Entries shown.

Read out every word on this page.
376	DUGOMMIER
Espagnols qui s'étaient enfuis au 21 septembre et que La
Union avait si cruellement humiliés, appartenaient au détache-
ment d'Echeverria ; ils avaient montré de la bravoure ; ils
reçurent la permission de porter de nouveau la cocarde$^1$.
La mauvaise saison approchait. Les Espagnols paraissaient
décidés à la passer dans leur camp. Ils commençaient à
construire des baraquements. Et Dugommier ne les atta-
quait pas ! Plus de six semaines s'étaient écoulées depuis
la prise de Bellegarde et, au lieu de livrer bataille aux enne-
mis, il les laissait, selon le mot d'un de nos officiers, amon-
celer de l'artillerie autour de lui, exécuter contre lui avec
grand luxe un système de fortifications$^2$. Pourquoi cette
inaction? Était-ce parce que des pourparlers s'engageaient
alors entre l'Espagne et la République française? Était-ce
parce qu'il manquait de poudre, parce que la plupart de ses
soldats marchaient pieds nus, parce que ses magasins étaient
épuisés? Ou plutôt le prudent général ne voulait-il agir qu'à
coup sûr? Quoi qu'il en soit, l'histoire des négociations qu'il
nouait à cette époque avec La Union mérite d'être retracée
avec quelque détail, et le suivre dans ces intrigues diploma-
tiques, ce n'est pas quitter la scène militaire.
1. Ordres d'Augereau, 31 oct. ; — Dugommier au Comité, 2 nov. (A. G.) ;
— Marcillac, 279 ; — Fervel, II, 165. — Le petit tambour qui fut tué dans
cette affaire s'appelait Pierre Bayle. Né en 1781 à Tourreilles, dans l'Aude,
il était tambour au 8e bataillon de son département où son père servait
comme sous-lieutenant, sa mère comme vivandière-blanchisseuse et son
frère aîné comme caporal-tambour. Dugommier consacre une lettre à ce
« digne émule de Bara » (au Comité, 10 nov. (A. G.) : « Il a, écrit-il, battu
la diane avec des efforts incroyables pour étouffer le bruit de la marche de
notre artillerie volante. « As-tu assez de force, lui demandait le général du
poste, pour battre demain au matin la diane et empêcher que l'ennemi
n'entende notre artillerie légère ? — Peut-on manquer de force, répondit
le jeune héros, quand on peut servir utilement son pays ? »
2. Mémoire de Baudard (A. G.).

What the task asks.
Every line of the data above should be copied exactly.

Task response.
Read out every word on this page.
376	DUGOMMIER
Espagnols qui s'étaient enfuis au 21 septembre et que La
Union avait si cruellement humiliés, appartenaient au détache-
ment d'Echeverria ; ils avaient montré de la bravoure ; ils
reçurent la permission de porter de nouveau la cocarde$^1$.
La mauvaise saison approchait. Les Espagnols paraissaient
décidés à la passer dans leur camp. Ils commençaient à
construire des baraquements. Et Dugommier ne les atta-
quait pas ! Plus de six semaines s'étaient écoulées depuis
la prise de Bellegarde et, au lieu de livrer bataille aux enne-
mis, il les laissait, selon le mot d'un de nos officiers, amon-
celer de l'artillerie autour de lui, exécuter contre lui avec
grand luxe un système de fortifications$^2$. Pourquoi cette
inaction? Était-ce parce que des pourparlers s'engageaient
alors entre l'Espagne et la République française? Était-ce
parce qu'il manquait de poudre, parce que la plupart de ses
soldats marchaient pieds nus, parce que ses magasins étaient
épuisés? Ou plutôt le prudent général ne voulait-il agir qu'à
coup sûr? Quoi qu'il en soit, l'histoire des négociations qu'il
nouait à cette époque avec La Union mérite d'être retracée
avec quelque détail, et le suivre dans ces intrigues diploma-
tiques, ce n'est pas quitter la scène militaire.
1. Ordres d'Augereau, 31 oct. ; — Dugommier au Comité, 2 nov. (A. G.) ;
— Marcillac, 279 ; — Fervel, II, 165. — Le petit tambour qui fut tué dans
cette affaire s'appelait Pierre Bayle. Né en 1781 à Tourreilles, dans l'Aude,
il était tambour au 8e bataillon de son département où son père servait
comme sous-lieutenant, sa mère comme vivandière-blanchisseuse et son
frère aîné comme caporal-tambour. Dugommier consacre une lettre à ce
« digne émule de Bara » (au Comité, 10 nov. (A. G.) : « Il a, écrit-il, battu
la diane avec des efforts incroyables pour étouffer le bruit de la marche de
notre artillerie volante. « As-tu assez de force, lui demandait le général du
poste, pour battre demain au matin la diane et empêcher que l'ennemi
n'entende notre artillerie légère ? — Peut-on manquer de force, répondit
le jeune héros, quand on peut servir utilement son pays ? »
2. Mémoire de Baudard (A. G.).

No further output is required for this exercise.